DIRECTION:
Render the following material again verbatim, leaving nothing out.

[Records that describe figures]

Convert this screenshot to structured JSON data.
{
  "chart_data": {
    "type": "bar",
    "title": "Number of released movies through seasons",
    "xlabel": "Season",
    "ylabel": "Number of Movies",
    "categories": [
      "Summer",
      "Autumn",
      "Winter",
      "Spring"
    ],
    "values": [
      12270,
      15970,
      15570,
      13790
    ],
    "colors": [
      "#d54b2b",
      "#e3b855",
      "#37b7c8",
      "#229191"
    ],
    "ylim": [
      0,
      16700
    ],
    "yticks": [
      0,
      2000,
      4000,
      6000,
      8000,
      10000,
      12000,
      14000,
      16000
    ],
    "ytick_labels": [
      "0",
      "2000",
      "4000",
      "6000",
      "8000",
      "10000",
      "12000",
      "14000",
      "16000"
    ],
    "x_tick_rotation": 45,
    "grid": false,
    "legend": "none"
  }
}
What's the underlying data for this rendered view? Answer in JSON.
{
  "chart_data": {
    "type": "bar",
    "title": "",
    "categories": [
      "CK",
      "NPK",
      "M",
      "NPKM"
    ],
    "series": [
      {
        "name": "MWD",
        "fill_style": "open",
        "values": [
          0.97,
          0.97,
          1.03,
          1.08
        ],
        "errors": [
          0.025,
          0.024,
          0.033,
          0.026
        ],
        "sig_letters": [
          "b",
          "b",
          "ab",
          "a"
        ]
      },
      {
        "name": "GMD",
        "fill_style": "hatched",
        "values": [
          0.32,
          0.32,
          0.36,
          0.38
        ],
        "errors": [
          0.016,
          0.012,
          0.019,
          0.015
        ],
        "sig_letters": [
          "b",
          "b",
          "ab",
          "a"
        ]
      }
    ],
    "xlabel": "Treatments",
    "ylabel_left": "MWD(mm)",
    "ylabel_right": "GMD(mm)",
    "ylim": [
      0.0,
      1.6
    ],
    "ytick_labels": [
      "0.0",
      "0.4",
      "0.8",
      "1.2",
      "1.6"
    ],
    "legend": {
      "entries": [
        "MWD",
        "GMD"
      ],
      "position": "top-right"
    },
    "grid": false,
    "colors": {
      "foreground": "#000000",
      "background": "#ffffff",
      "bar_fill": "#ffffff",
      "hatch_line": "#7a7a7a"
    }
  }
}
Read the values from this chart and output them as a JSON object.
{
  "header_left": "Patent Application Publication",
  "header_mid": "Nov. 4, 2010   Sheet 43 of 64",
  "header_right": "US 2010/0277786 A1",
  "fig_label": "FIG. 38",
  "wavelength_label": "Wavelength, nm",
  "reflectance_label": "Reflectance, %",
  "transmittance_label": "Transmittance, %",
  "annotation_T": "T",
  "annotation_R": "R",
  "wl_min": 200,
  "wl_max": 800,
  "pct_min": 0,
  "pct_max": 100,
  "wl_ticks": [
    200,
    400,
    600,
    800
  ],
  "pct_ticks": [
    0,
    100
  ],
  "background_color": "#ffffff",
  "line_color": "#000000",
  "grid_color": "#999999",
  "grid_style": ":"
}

RESPONSE TO THIS EXERCISE:
Convert this screenshot to structured JSON data.
{
  "chart_data": {
    "type": "bar",
    "title": "Number of released movies through seasons",
    "xlabel": "Season",
    "ylabel": "Number of Movies",
    "categories": [
      "Summer",
      "Autumn",
      "Winter",
      "Spring"
    ],
    "values": [
      12270,
      15970,
      15570,
      13790
    ],
    "colors": [
      "#d54b2b",
      "#e3b855",
      "#37b7c8",
      "#229191"
    ],
    "ylim": [
      0,
      16700
    ],
    "yticks": [
      0,
      2000,
      4000,
      6000,
      8000,
      10000,
      12000,
      14000,
      16000
    ],
    "ytick_labels": [
      "0",
      "2000",
      "4000",
      "6000",
      "8000",
      "10000",
      "12000",
      "14000",
      "16000"
    ],
    "x_tick_rotation": 45,
    "grid": false,
    "legend": "none"
  }
}
What's the underlying data for this rendered view? Answer in JSON.
{
  "chart_data": {
    "type": "bar",
    "title": "",
    "categories": [
      "CK",
      "NPK",
      "M",
      "NPKM"
    ],
    "series": [
      {
        "name": "MWD",
        "fill_style": "open",
        "values": [
          0.97,
          0.97,
          1.03,
          1.08
        ],
        "errors": [
          0.025,
          0.024,
          0.033,
          0.026
        ],
        "sig_letters": [
          "b",
          "b",
          "ab",
          "a"
        ]
      },
      {
        "name": "GMD",
        "fill_style": "hatched",
        "values": [
          0.32,
          0.32,
          0.36,
          0.38
        ],
        "errors": [
          0.016,
          0.012,
          0.019,
          0.015
        ],
        "sig_letters": [
          "b",
          "b",
          "ab",
          "a"
        ]
      }
    ],
    "xlabel": "Treatments",
    "ylabel_left": "MWD(mm)",
    "ylabel_right": "GMD(mm)",
    "ylim": [
      0.0,
      1.6
    ],
    "ytick_labels": [
      "0.0",
      "0.4",
      "0.8",
      "1.2",
      "1.6"
    ],
    "legend": {
      "entries": [
        "MWD",
        "GMD"
      ],
      "position": "top-right"
    },
    "grid": false,
    "colors": {
      "foreground": "#000000",
      "background": "#ffffff",
      "bar_fill": "#ffffff",
      "hatch_line": "#7a7a7a"
    }
  }
}
Read the values from this chart and output them as a JSON object.
{
  "header_left": "Patent Application Publication",
  "header_mid": "Nov. 4, 2010   Sheet 43 of 64",
  "header_right": "US 2010/0277786 A1",
  "fig_label": "FIG. 38",
  "wavelength_label": "Wavelength, nm",
  "reflectance_label": "Reflectance, %",
  "transmittance_label": "Transmittance, %",
  "annotation_T": "T",
  "annotation_R": "R",
  "wl_min": 200,
  "wl_max": 800,
  "pct_min": 0,
  "pct_max": 100,
  "wl_ticks": [
    200,
    400,
    600,
    800
  ],
  "pct_ticks": [
    0,
    100
  ],
  "background_color": "#ffffff",
  "line_color": "#000000",
  "grid_color": "#999999",
  "grid_style": ":"
}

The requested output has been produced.